>>>>>
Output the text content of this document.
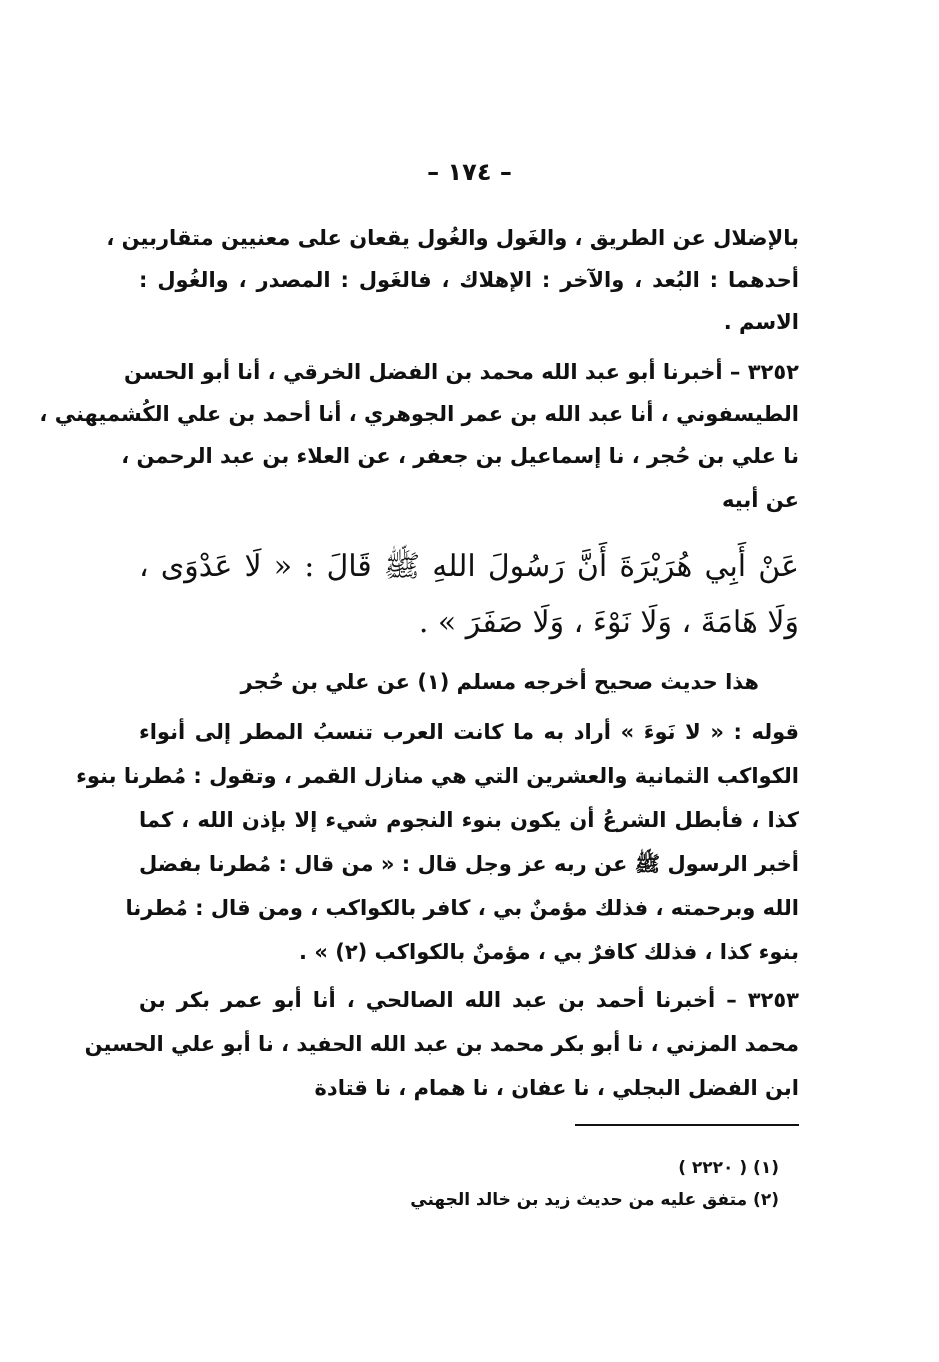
– ١٧٤ –
بالإضلال عن الطريق ، والغَول والغُول يقعان على معنيين متقاربين ،
أحدهما : البُعد ، والآخر : الإهلاك ، فالغَول : المصدر ، والغُول :
الاسم .
٣٢٥٢ – أخبرنا أبو عبد الله محمد بن الفضل الخرقي ، أنا أبو الحسن
الطيسفوني ، أنا عبد الله بن عمر الجوهري ، أنا أحمد بن علي الكُشميهني ،
نا علي بن حُجر ، نا إسماعيل بن جعفر ، عن العلاء بن عبد الرحمن ،
عن أبيه
عَنْ أَبِي هُرَيْرَةَ أَنَّ رَسُولَ اللهِ ﷺ قَالَ : « لَا عَدْوَى ،
وَلَا هَامَةَ ، وَلَا نَوْءَ ، وَلَا صَفَرَ » .
هذا حديث صحيح أخرجه مسلم (١) عن علي بن حُجر
قوله : « لا نَوءَ » أراد به ما كانت العرب تنسبُ المطر إلى أنواء
الكواكب الثمانية والعشرين التي هي منازل القمر ، وتقول : مُطرنا بنوء
كذا ، فأبطل الشرعُ أن يكون بنوء النجوم شيء إلا بإذن الله ، كما
أخبر الرسول ﷺ عن ربه عز وجل قال : « من قال : مُطرنا بفضل
الله وبرحمته ، فذلك مؤمنٌ بي ، كافر بالكواكب ، ومن قال : مُطرنا
بنوء كذا ، فذلك كافرٌ بي ، مؤمنٌ بالكواكب (٢) » .
٣٢٥٣ – أخبرنا أحمد بن عبد الله الصالحي ، أنا أبو عمر بكر بن
محمد المزني ، نا أبو بكر محمد بن عبد الله الحفيد ، نا أبو علي الحسين
ابن الفضل البجلي ، نا عفان ، نا همام ، نا قتادة
(١) ( ٢٢٢٠ )
(٢) متفق عليه من حديث زيد بن خالد الجهني
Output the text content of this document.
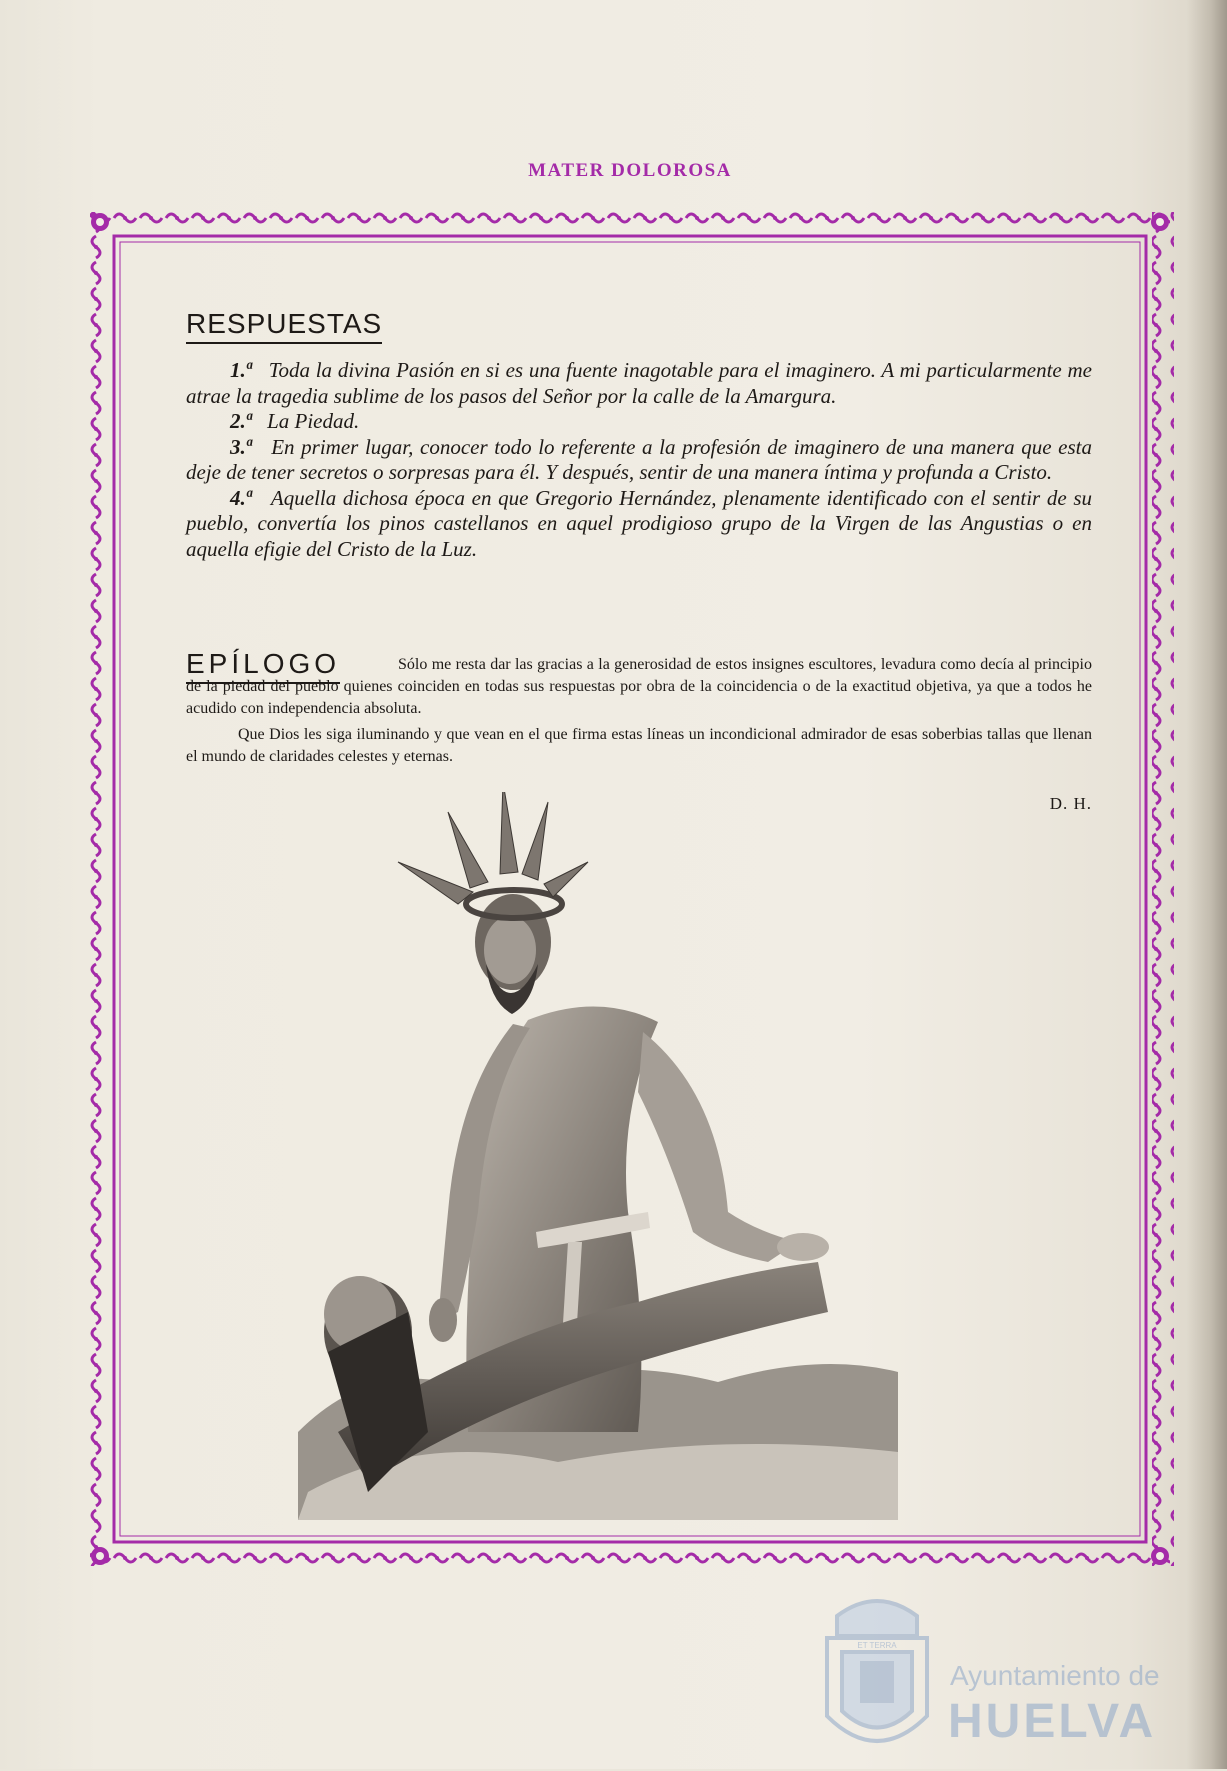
MATER DOLOROSA
RESPUESTAS

1.ª Toda la divina Pasión en si es una fuente inagotable para el imaginero. A mi particularmente me atrae la tragedia sublime de los pasos del Señor por la calle de la Amargura.

2.ª La Piedad.

3.ª En primer lugar, conocer todo lo referente a la profesión de imaginero de una manera que esta deje de tener secretos o sorpresas para él. Y después, sentir de una manera íntima y profunda a Cristo.

4.ª Aquella dichosa época en que Gregorio Hernández, plenamente identificado con el sentir de su pueblo, convertía los pinos castellanos en aquel prodigioso grupo de la Virgen de las Angustias o en aquella efigie del Cristo de la Luz.

EPÍLOGO	Sólo me resta dar las gracias a la generosidad de estos insignes escultores, levadura como decía al principio de la piedad del pueblo quienes coinciden en todas sus respuestas por obra de la coincidencia o de la exactitud objetiva, ya que a todos he acudido con independencia absoluta.

Que Dios les siga iluminando y que vean en el que firma estas líneas un incondicional admirador de esas soberbias tallas que llenan el mundo de claridades celestes y eternas.

D. H.
ET TERRA
Ayuntamiento de
HUELVA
<<<<<
» WHAT IS REQUIRED
Reproduce the whole listing word for word, setting aside any pictures.

» FULL RESPONSE
Output the text content of this document.
– ١٧٤ –
بالإضلال عن الطريق ، والغَول والغُول يقعان على معنيين متقاربين ،
أحدهما : البُعد ، والآخر : الإهلاك ، فالغَول : المصدر ، والغُول :
الاسم .
٣٢٥٢ – أخبرنا أبو عبد الله محمد بن الفضل الخرقي ، أنا أبو الحسن
الطيسفوني ، أنا عبد الله بن عمر الجوهري ، أنا أحمد بن علي الكُشميهني ،
نا علي بن حُجر ، نا إسماعيل بن جعفر ، عن العلاء بن عبد الرحمن ،
عن أبيه
عَنْ أَبِي هُرَيْرَةَ أَنَّ رَسُولَ اللهِ ﷺ قَالَ : « لَا عَدْوَى ،
وَلَا هَامَةَ ، وَلَا نَوْءَ ، وَلَا صَفَرَ » .
هذا حديث صحيح أخرجه مسلم (١) عن علي بن حُجر
قوله : « لا نَوءَ » أراد به ما كانت العرب تنسبُ المطر إلى أنواء
الكواكب الثمانية والعشرين التي هي منازل القمر ، وتقول : مُطرنا بنوء
كذا ، فأبطل الشرعُ أن يكون بنوء النجوم شيء إلا بإذن الله ، كما
أخبر الرسول ﷺ عن ربه عز وجل قال : « من قال : مُطرنا بفضل
الله وبرحمته ، فذلك مؤمنٌ بي ، كافر بالكواكب ، ومن قال : مُطرنا
بنوء كذا ، فذلك كافرٌ بي ، مؤمنٌ بالكواكب (٢) » .
٣٢٥٣ – أخبرنا أحمد بن عبد الله الصالحي ، أنا أبو عمر بكر بن
محمد المزني ، نا أبو بكر محمد بن عبد الله الحفيد ، نا أبو علي الحسين
ابن الفضل البجلي ، نا عفان ، نا همام ، نا قتادة
(١) ( ٢٢٢٠ )
(٢) متفق عليه من حديث زيد بن خالد الجهني
Output the text content of this document.
MATER DOLOROSA
RESPUESTAS

1.ª Toda la divina Pasión en si es una fuente inagotable para el imaginero. A mi particularmente me atrae la tragedia sublime de los pasos del Señor por la calle de la Amargura.

2.ª La Piedad.

3.ª En primer lugar, conocer todo lo referente a la profesión de imaginero de una manera que esta deje de tener secretos o sorpresas para él. Y después, sentir de una manera íntima y profunda a Cristo.

4.ª Aquella dichosa época en que Gregorio Hernández, plenamente identificado con el sentir de su pueblo, convertía los pinos castellanos en aquel prodigioso grupo de la Virgen de las Angustias o en aquella efigie del Cristo de la Luz.

EPÍLOGO	Sólo me resta dar las gracias a la generosidad de estos insignes escultores, levadura como decía al principio de la piedad del pueblo quienes coinciden en todas sus respuestas por obra de la coincidencia o de la exactitud objetiva, ya que a todos he acudido con independencia absoluta.

Que Dios les siga iluminando y que vean en el que firma estas líneas un incondicional admirador de esas soberbias tallas que llenan el mundo de claridades celestes y eternas.

D. H.
ET TERRA
Ayuntamiento de
HUELVA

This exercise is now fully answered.